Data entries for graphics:
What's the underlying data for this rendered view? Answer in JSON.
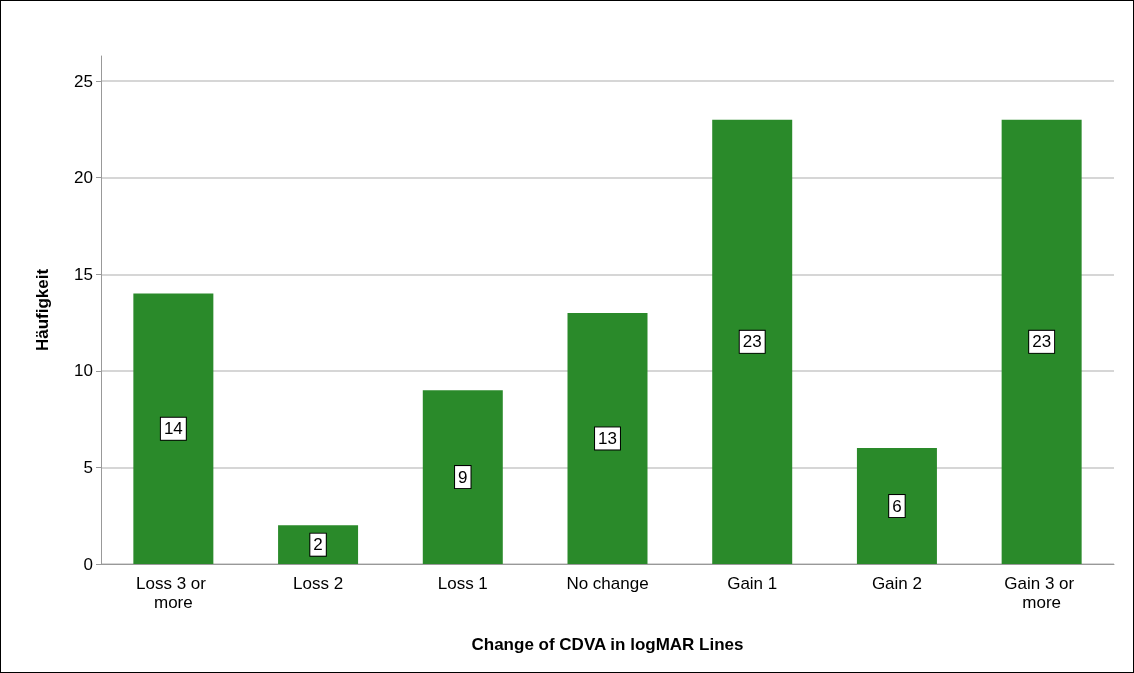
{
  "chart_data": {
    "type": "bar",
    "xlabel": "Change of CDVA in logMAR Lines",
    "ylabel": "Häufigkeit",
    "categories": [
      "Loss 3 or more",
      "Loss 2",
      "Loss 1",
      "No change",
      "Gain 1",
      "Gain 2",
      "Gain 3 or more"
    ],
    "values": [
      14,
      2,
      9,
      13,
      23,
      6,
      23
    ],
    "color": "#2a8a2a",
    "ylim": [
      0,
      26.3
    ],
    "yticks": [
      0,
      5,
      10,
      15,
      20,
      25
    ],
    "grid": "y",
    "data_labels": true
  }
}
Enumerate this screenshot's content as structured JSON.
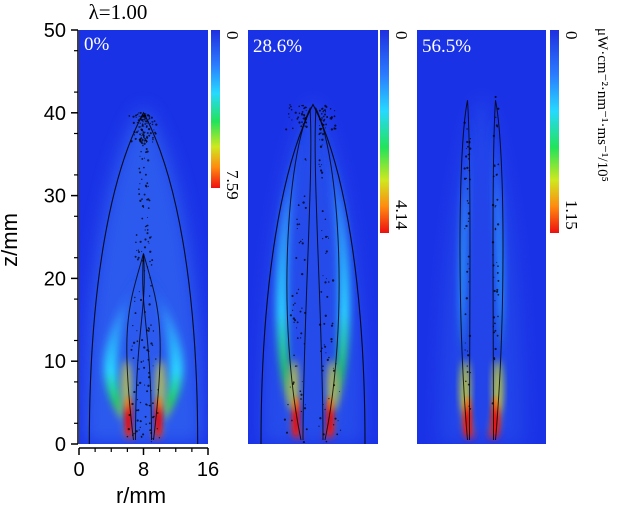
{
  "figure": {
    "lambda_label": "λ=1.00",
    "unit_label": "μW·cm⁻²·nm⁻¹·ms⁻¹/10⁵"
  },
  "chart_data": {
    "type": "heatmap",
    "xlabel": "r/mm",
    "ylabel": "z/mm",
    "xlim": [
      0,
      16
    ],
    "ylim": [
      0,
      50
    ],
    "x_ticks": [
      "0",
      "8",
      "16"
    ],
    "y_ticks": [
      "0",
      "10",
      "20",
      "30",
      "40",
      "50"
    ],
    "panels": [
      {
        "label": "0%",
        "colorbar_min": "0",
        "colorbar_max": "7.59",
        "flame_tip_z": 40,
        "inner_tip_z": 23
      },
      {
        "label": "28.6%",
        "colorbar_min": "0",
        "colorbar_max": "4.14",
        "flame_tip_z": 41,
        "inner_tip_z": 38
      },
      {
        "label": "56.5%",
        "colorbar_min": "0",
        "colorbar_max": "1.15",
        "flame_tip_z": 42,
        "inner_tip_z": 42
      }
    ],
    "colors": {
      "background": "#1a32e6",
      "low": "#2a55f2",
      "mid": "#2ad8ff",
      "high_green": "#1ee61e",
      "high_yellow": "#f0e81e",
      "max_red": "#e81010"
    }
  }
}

---

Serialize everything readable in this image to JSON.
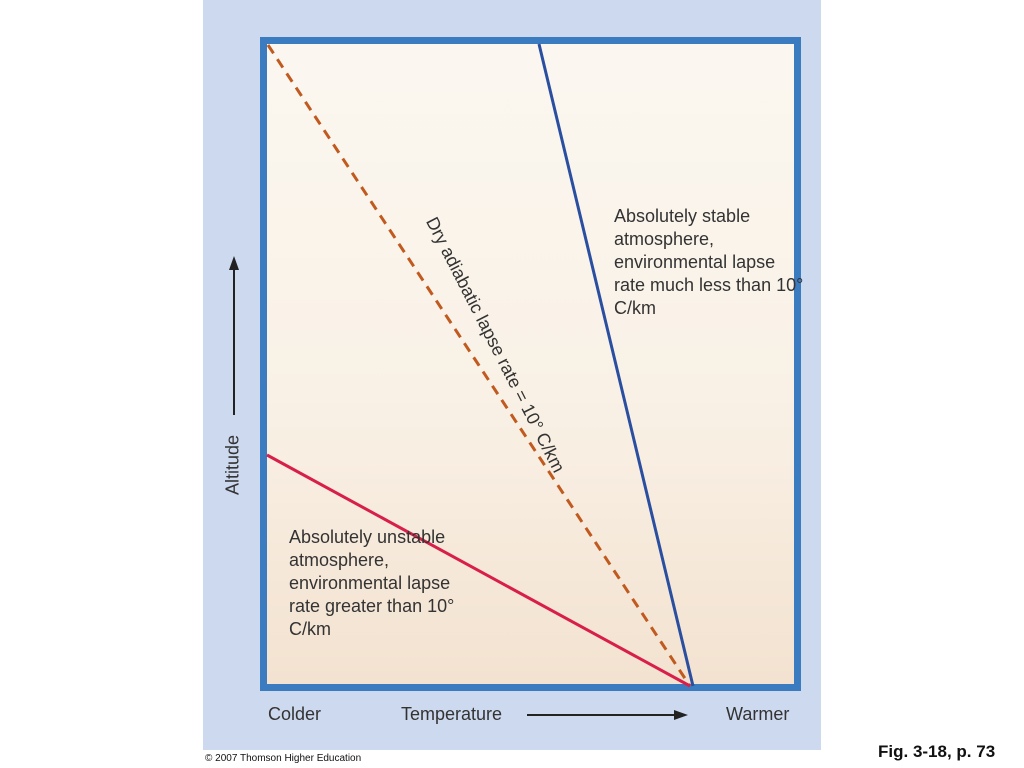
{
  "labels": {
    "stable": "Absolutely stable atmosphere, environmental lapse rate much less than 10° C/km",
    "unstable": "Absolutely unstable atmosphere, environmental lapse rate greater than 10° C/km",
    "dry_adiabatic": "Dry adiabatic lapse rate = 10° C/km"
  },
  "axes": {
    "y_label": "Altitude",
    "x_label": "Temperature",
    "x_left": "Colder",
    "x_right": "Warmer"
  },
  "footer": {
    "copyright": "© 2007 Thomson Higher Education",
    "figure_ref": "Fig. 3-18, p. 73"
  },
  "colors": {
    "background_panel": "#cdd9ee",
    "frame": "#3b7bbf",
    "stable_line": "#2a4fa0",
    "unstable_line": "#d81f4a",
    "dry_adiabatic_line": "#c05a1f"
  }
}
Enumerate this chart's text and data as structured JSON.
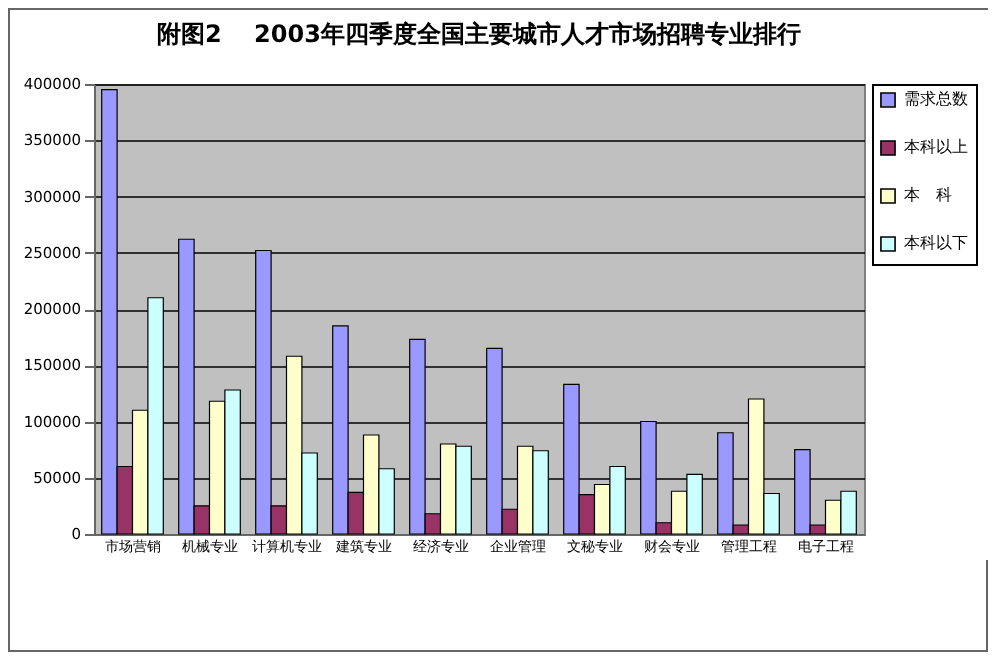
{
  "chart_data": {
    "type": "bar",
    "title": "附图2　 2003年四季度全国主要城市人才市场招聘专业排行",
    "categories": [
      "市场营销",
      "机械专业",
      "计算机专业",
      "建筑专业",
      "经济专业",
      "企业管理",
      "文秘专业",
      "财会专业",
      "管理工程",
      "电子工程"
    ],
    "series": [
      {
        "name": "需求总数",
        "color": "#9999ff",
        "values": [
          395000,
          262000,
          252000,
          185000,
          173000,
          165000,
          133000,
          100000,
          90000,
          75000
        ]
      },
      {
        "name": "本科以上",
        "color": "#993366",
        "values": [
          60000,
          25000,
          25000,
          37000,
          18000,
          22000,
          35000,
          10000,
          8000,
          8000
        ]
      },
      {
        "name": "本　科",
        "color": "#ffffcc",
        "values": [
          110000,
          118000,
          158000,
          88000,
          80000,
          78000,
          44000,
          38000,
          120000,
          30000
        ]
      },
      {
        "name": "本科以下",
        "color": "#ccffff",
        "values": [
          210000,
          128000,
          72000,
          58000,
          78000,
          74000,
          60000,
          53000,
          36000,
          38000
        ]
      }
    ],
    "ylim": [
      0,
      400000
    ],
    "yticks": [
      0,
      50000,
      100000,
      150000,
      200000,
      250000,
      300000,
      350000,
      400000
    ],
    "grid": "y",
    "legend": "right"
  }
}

→ **Exercise requirements**:
In the entries above, count each line that holds "Enumerate". Give the total and nothing else.

→ **Full solution**:
2